For each line below that includes the word "ylabel", make a copy.

** BEGIN PROVIDED MATERIAL **

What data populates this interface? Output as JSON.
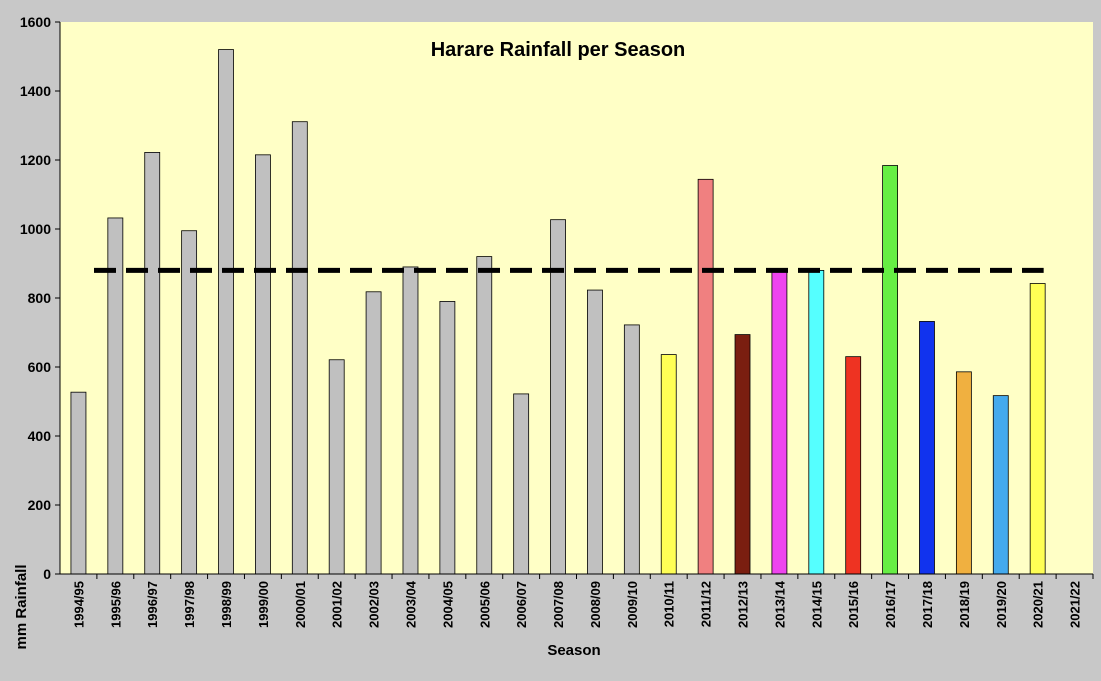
{
  "chart_data": {
    "type": "bar",
    "title": "Harare Rainfall per Season",
    "xlabel": "Season",
    "ylabel": "mm Rainfall",
    "ylim": [
      0,
      1600
    ],
    "yticks": [
      0,
      200,
      400,
      600,
      800,
      1000,
      1200,
      1400,
      1600
    ],
    "grid": false,
    "categories": [
      "1994/95",
      "1995/96",
      "1996/97",
      "1997/98",
      "1998/99",
      "1999/00",
      "2000/01",
      "2001/02",
      "2002/03",
      "2003/04",
      "2004/05",
      "2005/06",
      "2006/07",
      "2007/08",
      "2008/09",
      "2009/10",
      "2010/11",
      "2011/12",
      "2012/13",
      "2013/14",
      "2014/15",
      "2015/16",
      "2016/17",
      "2017/18",
      "2018/19",
      "2019/20",
      "2020/21",
      "2021/22"
    ],
    "values": [
      527,
      1032,
      1222,
      995,
      1520,
      1215,
      1311,
      621,
      818,
      890,
      790,
      920,
      522,
      1027,
      823,
      722,
      636,
      1144,
      694,
      880,
      880,
      630,
      1184,
      732,
      586,
      517,
      842,
      null
    ],
    "bar_colors": [
      "#c0c0c0",
      "#c0c0c0",
      "#c0c0c0",
      "#c0c0c0",
      "#c0c0c0",
      "#c0c0c0",
      "#c0c0c0",
      "#c0c0c0",
      "#c0c0c0",
      "#c0c0c0",
      "#c0c0c0",
      "#c0c0c0",
      "#c0c0c0",
      "#c0c0c0",
      "#c0c0c0",
      "#c0c0c0",
      "#ffff55",
      "#f08080",
      "#7a1e10",
      "#ee44ee",
      "#55ffff",
      "#ee3322",
      "#66ee44",
      "#1133ee",
      "#f0b040",
      "#44aaee",
      "#ffff55",
      "#c0c0c0"
    ],
    "reference_line": {
      "value": 880,
      "style": "dashed",
      "color": "#000000"
    },
    "plot_background": "#ffffc6",
    "frame_background": "#c8c8c8"
  }
}
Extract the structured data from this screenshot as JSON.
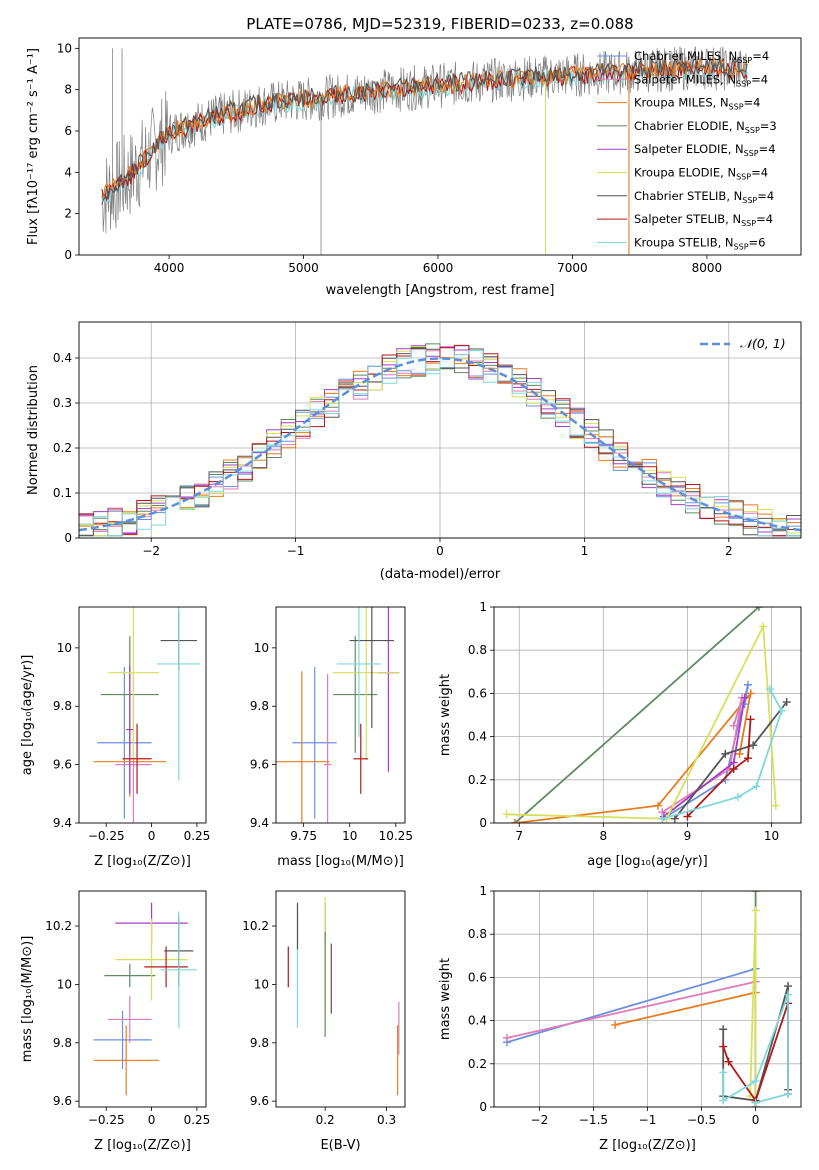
{
  "title": "PLATE=0786, MJD=52319, FIBERID=0233, z=0.088",
  "colors": {
    "chabrier_miles": "#6b8fe0",
    "salpeter_miles": "#e07ab8",
    "kroupa_miles": "#e87c1e",
    "chabrier_elodie": "#5f8a5f",
    "salpeter_elodie": "#a63ec8",
    "kroupa_elodie": "#d6e05a",
    "chabrier_stelib": "#555555",
    "salpeter_stelib": "#b01818",
    "kroupa_stelib": "#7fd7dc",
    "data": "#808080",
    "normal": "#5b8fdc",
    "grid": "#b0b0b0"
  },
  "chart_data": [
    {
      "id": "spectrum",
      "type": "line",
      "xlabel": "wavelength [Angstrom, rest frame]",
      "ylabel": "Flux [fλ10⁻¹⁷ erg cm⁻² s⁻¹ A⁻¹]",
      "xlim": [
        3330,
        8700
      ],
      "ylim": [
        0,
        10.5
      ],
      "xticks": [
        4000,
        5000,
        6000,
        7000,
        8000
      ],
      "yticks": [
        0,
        2,
        4,
        6,
        8,
        10
      ],
      "grid": false,
      "legend_position": "right",
      "legend": [
        {
          "text": "Chabrier MILES, N",
          "sub": "SSP",
          "suffix": "=4",
          "key": "chabrier_miles"
        },
        {
          "text": "Salpeter MILES, N",
          "sub": "SSP",
          "suffix": "=4",
          "key": "salpeter_miles"
        },
        {
          "text": "Kroupa MILES, N",
          "sub": "SSP",
          "suffix": "=4",
          "key": "kroupa_miles"
        },
        {
          "text": "Chabrier ELODIE, N",
          "sub": "SSP",
          "suffix": "=3",
          "key": "chabrier_elodie"
        },
        {
          "text": "Salpeter ELODIE, N",
          "sub": "SSP",
          "suffix": "=4",
          "key": "salpeter_elodie"
        },
        {
          "text": "Kroupa ELODIE, N",
          "sub": "SSP",
          "suffix": "=4",
          "key": "kroupa_elodie"
        },
        {
          "text": "Chabrier STELIB, N",
          "sub": "SSP",
          "suffix": "=4",
          "key": "chabrier_stelib"
        },
        {
          "text": "Salpeter STELIB, N",
          "sub": "SSP",
          "suffix": "=4",
          "key": "salpeter_stelib"
        },
        {
          "text": "Kroupa STELIB, N",
          "sub": "SSP",
          "suffix": "=6",
          "key": "kroupa_stelib"
        }
      ],
      "continuum": [
        [
          3500,
          2.8
        ],
        [
          3700,
          3.8
        ],
        [
          3900,
          5.2
        ],
        [
          4000,
          5.9
        ],
        [
          4300,
          6.6
        ],
        [
          4700,
          7.3
        ],
        [
          5000,
          7.5
        ],
        [
          5500,
          7.9
        ],
        [
          6000,
          8.2
        ],
        [
          6500,
          8.5
        ],
        [
          7000,
          8.7
        ],
        [
          7500,
          8.9
        ],
        [
          8000,
          9.1
        ],
        [
          8300,
          8.9
        ]
      ],
      "spikes": [
        [
          5130,
          0.0
        ],
        [
          6800,
          0.0
        ],
        [
          7420,
          0.0
        ],
        [
          3580,
          10.0
        ],
        [
          3650,
          10.0
        ]
      ]
    },
    {
      "id": "residuals",
      "type": "histogram",
      "xlabel": "(data-model)/error",
      "ylabel": "Normed distribution",
      "xlim": [
        -2.5,
        2.5
      ],
      "ylim": [
        0,
        0.48
      ],
      "xticks": [
        -2,
        -1,
        0,
        1,
        2
      ],
      "yticks": [
        0.0,
        0.1,
        0.2,
        0.3,
        0.4
      ],
      "grid": true,
      "legend_label": "𝒩(0, 1)",
      "legend_position": "top-right",
      "bin_width": 0.1,
      "bin_start": -2.5
    },
    {
      "id": "age_vs_Z",
      "type": "errorbar",
      "xlabel": "Z [log₁₀(Z/Z⊙)]",
      "ylabel": "age  [log₁₀(age/yr)]",
      "xlim": [
        -0.4,
        0.3
      ],
      "ylim": [
        9.4,
        10.14
      ],
      "xticks": [
        -0.25,
        0.0,
        0.25
      ],
      "yticks": [
        9.4,
        9.6,
        9.8,
        10.0
      ],
      "points": [
        {
          "key": "chabrier_miles",
          "x": -0.15,
          "xerr": 0.15,
          "y": 9.675,
          "yerr": 0.26
        },
        {
          "key": "salpeter_miles",
          "x": -0.1,
          "xerr": 0.1,
          "y": 9.6,
          "yerr": 0.31
        },
        {
          "key": "kroupa_miles",
          "x": -0.12,
          "xerr": 0.2,
          "y": 9.61,
          "yerr": 0.12
        },
        {
          "key": "chabrier_elodie",
          "x": -0.12,
          "xerr": 0.16,
          "y": 9.84,
          "yerr": 0.2
        },
        {
          "key": "salpeter_elodie",
          "x": -0.12,
          "xerr": 0.02,
          "y": 9.72,
          "yerr": 0.22
        },
        {
          "key": "kroupa_elodie",
          "x": -0.1,
          "xerr": 0.14,
          "y": 9.915,
          "yerr": 0.3
        },
        {
          "key": "chabrier_stelib",
          "x": 0.15,
          "xerr": 0.1,
          "y": 10.025,
          "yerr": 0.1
        },
        {
          "key": "salpeter_stelib",
          "x": -0.08,
          "xerr": 0.08,
          "y": 9.62,
          "yerr": 0.12
        },
        {
          "key": "kroupa_stelib",
          "x": 0.15,
          "xerr": 0.12,
          "y": 9.945,
          "yerr": 0.4
        }
      ]
    },
    {
      "id": "age_vs_mass",
      "type": "errorbar",
      "xlabel": "mass [log₁₀(M/M⊙)]",
      "ylabel": "",
      "xlim": [
        9.6,
        10.3
      ],
      "ylim": [
        9.4,
        10.14
      ],
      "xticks": [
        9.75,
        10.0,
        10.25
      ],
      "yticks": [
        9.4,
        9.6,
        9.8,
        10.0
      ],
      "points": [
        {
          "key": "chabrier_miles",
          "x": 9.81,
          "xerr": 0.12,
          "y": 9.675,
          "yerr": 0.26
        },
        {
          "key": "salpeter_miles",
          "x": 9.88,
          "xerr": 0.02,
          "y": 9.6,
          "yerr": 0.31
        },
        {
          "key": "kroupa_miles",
          "x": 9.74,
          "xerr": 0.15,
          "y": 9.61,
          "yerr": 0.31
        },
        {
          "key": "chabrier_elodie",
          "x": 10.03,
          "xerr": 0.12,
          "y": 9.84,
          "yerr": 0.2
        },
        {
          "key": "salpeter_elodie",
          "x": 10.21,
          "xerr": 0.06,
          "y": 9.915,
          "yerr": 0.34
        },
        {
          "key": "kroupa_elodie",
          "x": 10.09,
          "xerr": 0.18,
          "y": 9.915,
          "yerr": 0.3
        },
        {
          "key": "chabrier_stelib",
          "x": 10.12,
          "xerr": 0.12,
          "y": 10.025,
          "yerr": 0.3
        },
        {
          "key": "salpeter_stelib",
          "x": 10.06,
          "xerr": 0.04,
          "y": 9.62,
          "yerr": 0.12
        },
        {
          "key": "kroupa_stelib",
          "x": 10.05,
          "xerr": 0.12,
          "y": 9.945,
          "yerr": 0.25
        }
      ]
    },
    {
      "id": "weight_vs_age",
      "type": "line",
      "xlabel": "age  [log₁₀(age/yr)]",
      "ylabel": "mass weight",
      "xlim": [
        6.7,
        10.35
      ],
      "ylim": [
        0,
        1.0
      ],
      "xticks": [
        7,
        8,
        9,
        10
      ],
      "yticks": [
        0.0,
        0.2,
        0.4,
        0.6,
        0.8,
        1.0
      ],
      "grid": true,
      "series": [
        {
          "key": "chabrier_elodie",
          "x": [
            6.95,
            9.85
          ],
          "y": [
            0.0,
            1.0
          ]
        },
        {
          "key": "kroupa_miles",
          "x": [
            6.95,
            8.65,
            9.75,
            9.62
          ],
          "y": [
            0.0,
            0.08,
            0.6,
            0.32
          ]
        },
        {
          "key": "chabrier_miles",
          "x": [
            8.75,
            9.45,
            9.72,
            9.68
          ],
          "y": [
            0.03,
            0.2,
            0.64,
            0.55
          ]
        },
        {
          "key": "salpeter_miles",
          "x": [
            8.7,
            9.5,
            9.65,
            9.55
          ],
          "y": [
            0.05,
            0.25,
            0.58,
            0.45
          ]
        },
        {
          "key": "salpeter_elodie",
          "x": [
            8.72,
            9.55,
            9.68
          ],
          "y": [
            0.03,
            0.28,
            0.58
          ]
        },
        {
          "key": "kroupa_elodie",
          "x": [
            6.85,
            8.75,
            9.9,
            10.05
          ],
          "y": [
            0.04,
            0.02,
            0.91,
            0.08
          ]
        },
        {
          "key": "chabrier_stelib",
          "x": [
            8.85,
            9.45,
            9.78,
            10.18
          ],
          "y": [
            0.02,
            0.32,
            0.36,
            0.56
          ]
        },
        {
          "key": "salpeter_stelib",
          "x": [
            9.0,
            9.55,
            9.72,
            9.75
          ],
          "y": [
            0.03,
            0.25,
            0.3,
            0.48
          ]
        },
        {
          "key": "kroupa_stelib",
          "x": [
            8.7,
            9.6,
            9.82,
            10.12,
            9.98
          ],
          "y": [
            0.02,
            0.12,
            0.17,
            0.52,
            0.62
          ]
        }
      ]
    },
    {
      "id": "mass_vs_Z",
      "type": "errorbar",
      "xlabel": "Z [log₁₀(Z/Z⊙)]",
      "ylabel": "mass [log₁₀(M/M⊙)]",
      "xlim": [
        -0.4,
        0.3
      ],
      "ylim": [
        9.58,
        10.32
      ],
      "xticks": [
        -0.25,
        0.0,
        0.25
      ],
      "yticks": [
        9.6,
        9.8,
        10.0,
        10.2
      ],
      "points": [
        {
          "key": "chabrier_miles",
          "x": -0.16,
          "xerr": 0.16,
          "y": 9.81,
          "yerr": 0.1
        },
        {
          "key": "salpeter_miles",
          "x": -0.12,
          "xerr": 0.12,
          "y": 9.88,
          "yerr": 0.08
        },
        {
          "key": "kroupa_miles",
          "x": -0.14,
          "xerr": 0.18,
          "y": 9.74,
          "yerr": 0.12
        },
        {
          "key": "chabrier_elodie",
          "x": -0.12,
          "xerr": 0.14,
          "y": 10.03,
          "yerr": 0.04
        },
        {
          "key": "salpeter_elodie",
          "x": 0.0,
          "xerr": 0.2,
          "y": 10.21,
          "yerr": 0.07
        },
        {
          "key": "kroupa_elodie",
          "x": 0.0,
          "xerr": 0.2,
          "y": 10.085,
          "yerr": 0.14
        },
        {
          "key": "chabrier_stelib",
          "x": 0.15,
          "xerr": 0.08,
          "y": 10.115,
          "yerr": 0.12
        },
        {
          "key": "salpeter_stelib",
          "x": 0.08,
          "xerr": 0.12,
          "y": 10.06,
          "yerr": 0.07
        },
        {
          "key": "kroupa_stelib",
          "x": 0.15,
          "xerr": 0.1,
          "y": 10.05,
          "yerr": 0.2
        }
      ]
    },
    {
      "id": "mass_vs_ebv",
      "type": "errorbar",
      "xlabel": "E(B-V)",
      "ylabel": "",
      "xlim": [
        0.12,
        0.33
      ],
      "ylim": [
        9.58,
        10.32
      ],
      "xticks": [
        0.2,
        0.3
      ],
      "yticks": [
        9.6,
        9.8,
        10.0,
        10.2
      ],
      "points": [
        {
          "key": "salpeter_stelib",
          "x": 0.14,
          "xerr": 0,
          "y": 10.06,
          "yerr": 0.07
        },
        {
          "key": "kroupa_stelib",
          "x": 0.155,
          "xerr": 0,
          "y": 10.05,
          "yerr": 0.2
        },
        {
          "key": "chabrier_stelib",
          "x": 0.155,
          "xerr": 0,
          "y": 10.2,
          "yerr": 0.08
        },
        {
          "key": "salpeter_elodie",
          "x": 0.2,
          "xerr": 0,
          "y": 10.21,
          "yerr": 0.07
        },
        {
          "key": "kroupa_elodie",
          "x": 0.2,
          "xerr": 0,
          "y": 10.1,
          "yerr": 0.2
        },
        {
          "key": "chabrier_elodie",
          "x": 0.2,
          "xerr": 0,
          "y": 10.0,
          "yerr": 0.18
        },
        {
          "key": "chabrier_stelib",
          "x": 0.21,
          "xerr": 0,
          "y": 10.02,
          "yerr": 0.12
        },
        {
          "key": "kroupa_miles",
          "x": 0.318,
          "xerr": 0,
          "y": 9.74,
          "yerr": 0.12
        },
        {
          "key": "salpeter_miles",
          "x": 0.32,
          "xerr": 0,
          "y": 9.85,
          "yerr": 0.09
        }
      ]
    },
    {
      "id": "weight_vs_Z",
      "type": "line",
      "xlabel": "Z [log₁₀(Z/Z⊙)]",
      "ylabel": "mass weight",
      "xlim": [
        -2.42,
        0.42
      ],
      "ylim": [
        0,
        1.0
      ],
      "xticks": [
        -2.0,
        -1.5,
        -1.0,
        -0.5,
        0.0
      ],
      "yticks": [
        0.0,
        0.2,
        0.4,
        0.6,
        0.8,
        1.0
      ],
      "grid": true,
      "series": [
        {
          "key": "chabrier_miles",
          "x": [
            -2.3,
            0.0,
            0.0
          ],
          "y": [
            0.3,
            0.64,
            0.02
          ]
        },
        {
          "key": "salpeter_miles",
          "x": [
            -2.3,
            0.0,
            0.0
          ],
          "y": [
            0.32,
            0.58,
            0.02
          ]
        },
        {
          "key": "kroupa_miles",
          "x": [
            -1.3,
            0.0,
            0.0
          ],
          "y": [
            0.38,
            0.53,
            0.02
          ]
        },
        {
          "key": "chabrier_elodie",
          "x": [
            0.0,
            0.0
          ],
          "y": [
            0.0,
            1.0
          ]
        },
        {
          "key": "kroupa_elodie",
          "x": [
            0.0,
            0.0,
            -0.05
          ],
          "y": [
            0.02,
            0.91,
            0.05
          ]
        },
        {
          "key": "chabrier_stelib",
          "x": [
            -0.3,
            -0.3,
            0.0,
            0.3,
            0.3
          ],
          "y": [
            0.36,
            0.05,
            0.03,
            0.56,
            0.08
          ]
        },
        {
          "key": "salpeter_stelib",
          "x": [
            -0.3,
            -0.25,
            0.0,
            0.3,
            0.3
          ],
          "y": [
            0.28,
            0.21,
            0.03,
            0.48,
            0.06
          ]
        },
        {
          "key": "kroupa_stelib",
          "x": [
            -0.3,
            -0.3,
            0.0,
            0.3,
            0.3,
            0.0
          ],
          "y": [
            0.16,
            0.03,
            0.12,
            0.52,
            0.06,
            0.02
          ]
        }
      ]
    }
  ]
}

** END PROVIDED MATERIAL **

**ANSWER BELOW**
    "ylabel": "mm Rainfall",
      "ylabel": "Flux [fλ10⁻¹⁷ erg cm⁻² s⁻¹ A⁻¹]",
      "ylabel": "Normed distribution",
      "ylabel": "age  [log₁₀(age/yr)]",
      "ylabel": "",
      "ylabel": "mass weight",
      "ylabel": "mass [log₁₀(M/M⊙)]",
      "ylabel": "",
      "ylabel": "mass weight",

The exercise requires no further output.